BEGIN Material for this task

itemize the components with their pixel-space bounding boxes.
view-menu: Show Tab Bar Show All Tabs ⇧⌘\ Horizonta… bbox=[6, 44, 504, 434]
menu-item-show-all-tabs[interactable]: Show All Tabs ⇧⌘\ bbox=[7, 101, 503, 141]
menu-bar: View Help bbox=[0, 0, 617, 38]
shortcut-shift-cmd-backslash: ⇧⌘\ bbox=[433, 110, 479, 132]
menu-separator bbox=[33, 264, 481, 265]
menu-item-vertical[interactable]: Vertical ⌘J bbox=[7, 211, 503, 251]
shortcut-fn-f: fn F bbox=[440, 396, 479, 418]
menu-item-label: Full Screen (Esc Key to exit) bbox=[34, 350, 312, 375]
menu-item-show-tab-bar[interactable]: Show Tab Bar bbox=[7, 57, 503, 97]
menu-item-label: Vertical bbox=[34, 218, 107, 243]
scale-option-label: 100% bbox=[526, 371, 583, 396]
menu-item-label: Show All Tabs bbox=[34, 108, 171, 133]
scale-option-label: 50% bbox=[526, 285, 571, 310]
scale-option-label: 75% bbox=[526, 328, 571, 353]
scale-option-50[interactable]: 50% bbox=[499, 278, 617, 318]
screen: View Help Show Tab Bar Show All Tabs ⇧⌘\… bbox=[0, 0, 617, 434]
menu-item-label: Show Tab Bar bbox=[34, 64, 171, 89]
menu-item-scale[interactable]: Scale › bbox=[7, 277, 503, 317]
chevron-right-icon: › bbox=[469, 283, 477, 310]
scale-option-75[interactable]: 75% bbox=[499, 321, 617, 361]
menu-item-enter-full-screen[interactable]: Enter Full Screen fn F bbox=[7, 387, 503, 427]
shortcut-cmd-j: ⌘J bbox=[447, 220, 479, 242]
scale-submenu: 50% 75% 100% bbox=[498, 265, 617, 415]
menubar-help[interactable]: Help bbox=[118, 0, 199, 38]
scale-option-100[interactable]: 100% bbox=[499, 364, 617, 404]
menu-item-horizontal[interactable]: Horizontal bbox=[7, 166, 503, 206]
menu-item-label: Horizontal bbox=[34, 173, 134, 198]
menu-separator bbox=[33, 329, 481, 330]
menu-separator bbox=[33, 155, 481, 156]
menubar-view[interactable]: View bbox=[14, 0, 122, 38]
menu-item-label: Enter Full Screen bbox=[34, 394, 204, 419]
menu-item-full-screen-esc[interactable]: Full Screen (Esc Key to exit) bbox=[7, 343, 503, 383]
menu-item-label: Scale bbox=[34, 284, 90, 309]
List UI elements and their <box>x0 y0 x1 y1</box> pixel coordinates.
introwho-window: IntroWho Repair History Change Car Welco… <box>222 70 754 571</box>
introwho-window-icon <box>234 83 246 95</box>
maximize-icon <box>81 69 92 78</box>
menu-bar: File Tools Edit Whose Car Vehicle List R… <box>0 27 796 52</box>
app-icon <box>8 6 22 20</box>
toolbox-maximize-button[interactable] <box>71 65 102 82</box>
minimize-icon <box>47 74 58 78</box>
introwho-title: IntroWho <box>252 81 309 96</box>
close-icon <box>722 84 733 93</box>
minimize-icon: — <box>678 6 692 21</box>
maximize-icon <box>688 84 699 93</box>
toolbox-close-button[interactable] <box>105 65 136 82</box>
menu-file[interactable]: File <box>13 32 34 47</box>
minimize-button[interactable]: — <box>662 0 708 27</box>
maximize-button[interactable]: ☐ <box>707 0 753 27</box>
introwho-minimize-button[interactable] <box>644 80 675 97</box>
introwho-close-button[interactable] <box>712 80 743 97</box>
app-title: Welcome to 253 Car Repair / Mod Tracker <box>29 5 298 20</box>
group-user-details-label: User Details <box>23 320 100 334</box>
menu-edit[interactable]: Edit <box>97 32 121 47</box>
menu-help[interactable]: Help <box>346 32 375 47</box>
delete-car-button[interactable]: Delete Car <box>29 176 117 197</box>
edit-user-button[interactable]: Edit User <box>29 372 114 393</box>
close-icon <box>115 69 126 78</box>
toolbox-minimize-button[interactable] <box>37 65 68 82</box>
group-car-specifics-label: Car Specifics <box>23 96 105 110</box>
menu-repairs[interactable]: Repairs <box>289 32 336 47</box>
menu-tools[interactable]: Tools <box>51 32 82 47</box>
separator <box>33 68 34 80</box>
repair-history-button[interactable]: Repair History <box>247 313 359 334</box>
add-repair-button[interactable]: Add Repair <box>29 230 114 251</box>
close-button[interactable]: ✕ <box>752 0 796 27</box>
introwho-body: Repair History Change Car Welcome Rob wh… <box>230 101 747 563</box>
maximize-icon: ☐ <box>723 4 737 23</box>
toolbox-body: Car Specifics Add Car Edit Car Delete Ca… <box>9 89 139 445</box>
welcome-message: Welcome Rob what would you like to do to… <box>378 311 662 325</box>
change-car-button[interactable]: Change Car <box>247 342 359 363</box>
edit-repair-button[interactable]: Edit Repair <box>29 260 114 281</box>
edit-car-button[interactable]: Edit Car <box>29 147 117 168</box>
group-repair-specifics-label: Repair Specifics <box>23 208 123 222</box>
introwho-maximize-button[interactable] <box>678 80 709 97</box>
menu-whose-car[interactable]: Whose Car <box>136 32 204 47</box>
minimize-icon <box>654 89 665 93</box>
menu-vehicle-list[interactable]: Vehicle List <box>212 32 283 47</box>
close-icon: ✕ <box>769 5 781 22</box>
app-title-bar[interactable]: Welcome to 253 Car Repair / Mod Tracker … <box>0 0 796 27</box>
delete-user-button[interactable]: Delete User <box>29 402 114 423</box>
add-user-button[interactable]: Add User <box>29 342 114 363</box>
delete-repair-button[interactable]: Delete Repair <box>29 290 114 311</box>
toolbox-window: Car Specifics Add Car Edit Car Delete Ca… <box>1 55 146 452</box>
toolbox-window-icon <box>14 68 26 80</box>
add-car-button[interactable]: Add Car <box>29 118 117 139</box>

END Material for this task

Print the rows starting at the first one and ending at the row that contains "List UI elements", with both of those rows included.

itemize the components with their pixel-space bounding boxes.
view-menu: Show Tab Bar Show All Tabs ⇧⌘\ Horizonta… bbox=[6, 44, 504, 434]
menu-item-show-all-tabs[interactable]: Show All Tabs ⇧⌘\ bbox=[7, 101, 503, 141]
menu-bar: View Help bbox=[0, 0, 617, 38]
shortcut-shift-cmd-backslash: ⇧⌘\ bbox=[433, 110, 479, 132]
menu-separator bbox=[33, 264, 481, 265]
menu-item-vertical[interactable]: Vertical ⌘J bbox=[7, 211, 503, 251]
shortcut-fn-f: fn F bbox=[440, 396, 479, 418]
menu-item-label: Full Screen (Esc Key to exit) bbox=[34, 350, 312, 375]
menu-item-show-tab-bar[interactable]: Show Tab Bar bbox=[7, 57, 503, 97]
menu-item-label: Vertical bbox=[34, 218, 107, 243]
scale-option-label: 100% bbox=[526, 371, 583, 396]
menu-item-label: Show All Tabs bbox=[34, 108, 171, 133]
scale-option-label: 50% bbox=[526, 285, 571, 310]
scale-option-label: 75% bbox=[526, 328, 571, 353]
scale-option-50[interactable]: 50% bbox=[499, 278, 617, 318]
screen: View Help Show Tab Bar Show All Tabs ⇧⌘\… bbox=[0, 0, 617, 434]
menu-item-label: Show Tab Bar bbox=[34, 64, 171, 89]
menu-item-scale[interactable]: Scale › bbox=[7, 277, 503, 317]
chevron-right-icon: › bbox=[469, 283, 477, 310]
scale-option-75[interactable]: 75% bbox=[499, 321, 617, 361]
menu-item-enter-full-screen[interactable]: Enter Full Screen fn F bbox=[7, 387, 503, 427]
shortcut-cmd-j: ⌘J bbox=[447, 220, 479, 242]
scale-submenu: 50% 75% 100% bbox=[498, 265, 617, 415]
menubar-help[interactable]: Help bbox=[118, 0, 199, 38]
scale-option-100[interactable]: 100% bbox=[499, 364, 617, 404]
menu-item-horizontal[interactable]: Horizontal bbox=[7, 166, 503, 206]
menu-item-label: Horizontal bbox=[34, 173, 134, 198]
menu-separator bbox=[33, 329, 481, 330]
menu-separator bbox=[33, 155, 481, 156]
menubar-view[interactable]: View bbox=[14, 0, 122, 38]
menu-item-label: Enter Full Screen bbox=[34, 394, 204, 419]
menu-item-full-screen-esc[interactable]: Full Screen (Esc Key to exit) bbox=[7, 343, 503, 383]
menu-item-label: Scale bbox=[34, 284, 90, 309]
List UI elements and their <box>x0 y0 x1 y1</box> pixel coordinates.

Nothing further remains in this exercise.